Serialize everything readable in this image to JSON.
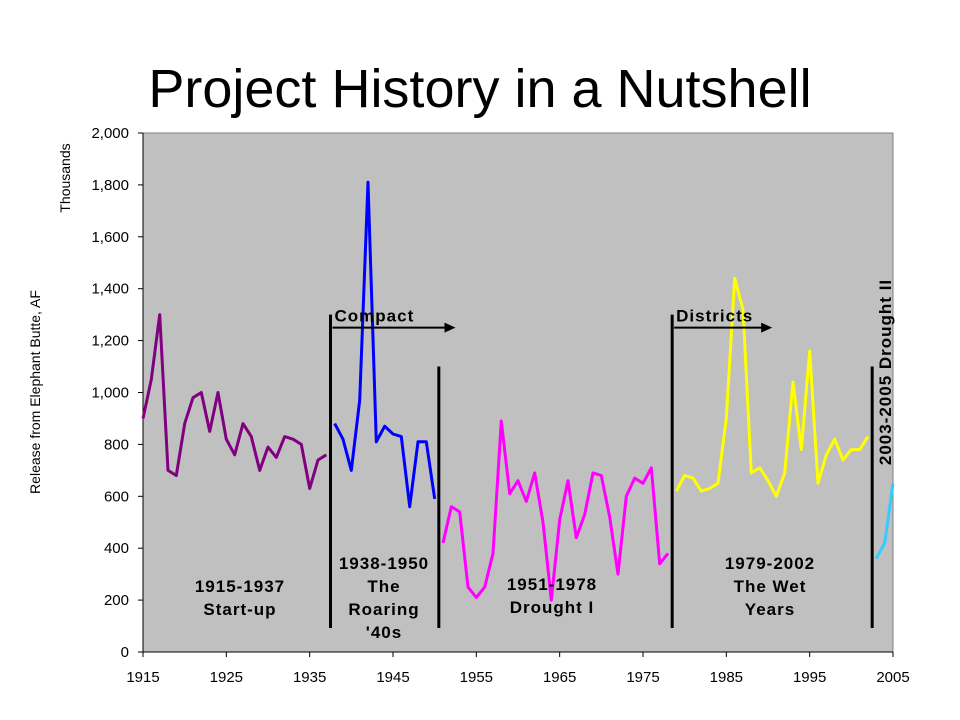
{
  "title": "Project History in a Nutshell",
  "colors": {
    "plot_bg": "#c0c0c0",
    "period1": "#800080",
    "period2": "#0000ff",
    "period3": "#ff00ff",
    "period4": "#ffff00",
    "period5": "#33ccff"
  },
  "chart_data": {
    "type": "line",
    "title": "Project History in a Nutshell",
    "ylabel": "Release from Elephant Butte, AF",
    "yunit": "Thousands",
    "xlim": [
      1915,
      2005
    ],
    "ylim": [
      0,
      2000
    ],
    "xticks": [
      "1915",
      "1925",
      "1935",
      "1945",
      "1955",
      "1965",
      "1975",
      "1985",
      "1995",
      "2005"
    ],
    "yticks": [
      "0",
      "200",
      "400",
      "600",
      "800",
      "1,000",
      "1,200",
      "1,400",
      "1,600",
      "1,800",
      "2,000"
    ],
    "grid": false,
    "series": [
      {
        "color": "#800080",
        "x": [
          1915,
          1916,
          1917,
          1918,
          1919,
          1920,
          1921,
          1922,
          1923,
          1924,
          1925,
          1926,
          1927,
          1928,
          1929,
          1930,
          1931,
          1932,
          1933,
          1934,
          1935,
          1936,
          1937
        ],
        "y": [
          900,
          1050,
          1300,
          700,
          680,
          880,
          980,
          1000,
          850,
          1000,
          820,
          760,
          880,
          830,
          700,
          790,
          750,
          830,
          820,
          800,
          630,
          740,
          760
        ]
      },
      {
        "color": "#0000ff",
        "x": [
          1938,
          1939,
          1940,
          1941,
          1942,
          1943,
          1944,
          1945,
          1946,
          1947,
          1948,
          1949,
          1950
        ],
        "y": [
          880,
          820,
          700,
          970,
          1810,
          810,
          870,
          840,
          830,
          560,
          810,
          810,
          590
        ]
      },
      {
        "color": "#ff00ff",
        "x": [
          1951,
          1952,
          1953,
          1954,
          1955,
          1956,
          1957,
          1958,
          1959,
          1960,
          1961,
          1962,
          1963,
          1964,
          1965,
          1966,
          1967,
          1968,
          1969,
          1970,
          1971,
          1972,
          1973,
          1974,
          1975,
          1976,
          1977,
          1978
        ],
        "y": [
          420,
          560,
          540,
          250,
          210,
          250,
          380,
          890,
          610,
          660,
          580,
          690,
          500,
          200,
          510,
          660,
          440,
          530,
          690,
          680,
          520,
          300,
          600,
          670,
          650,
          710,
          340,
          380
        ]
      },
      {
        "color": "#ffff00",
        "x": [
          1979,
          1980,
          1981,
          1982,
          1983,
          1984,
          1985,
          1986,
          1987,
          1988,
          1989,
          1990,
          1991,
          1992,
          1993,
          1994,
          1995,
          1996,
          1997,
          1998,
          1999,
          2000,
          2001,
          2002
        ],
        "y": [
          620,
          680,
          670,
          620,
          630,
          650,
          900,
          1440,
          1320,
          690,
          710,
          660,
          600,
          690,
          1040,
          780,
          1160,
          650,
          760,
          820,
          740,
          780,
          780,
          830
        ]
      },
      {
        "color": "#33ccff",
        "x": [
          2003,
          2004,
          2005
        ],
        "y": [
          360,
          420,
          650
        ]
      }
    ],
    "dividers": [
      {
        "x": 1937.5,
        "y_top": 1300
      },
      {
        "x": 1950.5,
        "y_top": 1100
      },
      {
        "x": 1978.5,
        "y_top": 1300
      },
      {
        "x": 2002.5,
        "y_top": 1100
      }
    ],
    "arrows": [
      {
        "label": "Compact",
        "x_start": 1937.5,
        "x_end": 1952.5,
        "y": 1250
      },
      {
        "label": "Districts",
        "x_start": 1978.5,
        "x_end": 1990.5,
        "y": 1250
      }
    ],
    "annotations": {
      "p1": {
        "line1": "1915-1937",
        "line2": "Start-up"
      },
      "p2": {
        "line1": "1938-1950",
        "line2": "The",
        "line3": "Roaring",
        "line4": "'40s"
      },
      "p3": {
        "line1": "1951-1978",
        "line2": "Drought I"
      },
      "p4": {
        "line1": "1979-2002",
        "line2": "The Wet",
        "line3": "Years"
      },
      "p5": "2003-2005 Drought II"
    }
  }
}
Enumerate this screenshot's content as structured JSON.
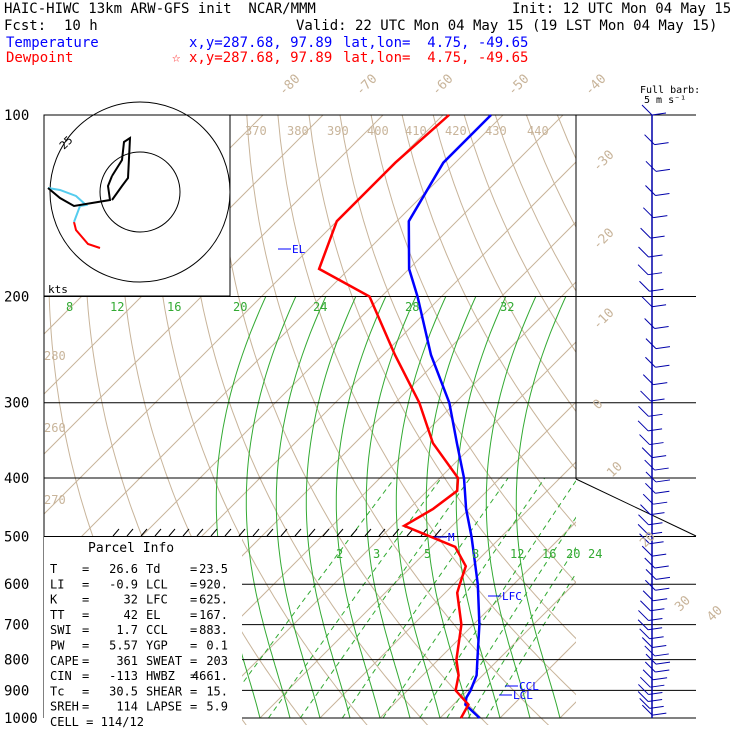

□ □ □ □ □ □ □

▶ **TASK STATEMENT**
Go through the data above and find the lines with the word "Project". Copy each of those lines.

▶ **EXERCISE ANSWER**
  "title": "Project History in a Nutshell",
    "title": "Project History in a Nutshell",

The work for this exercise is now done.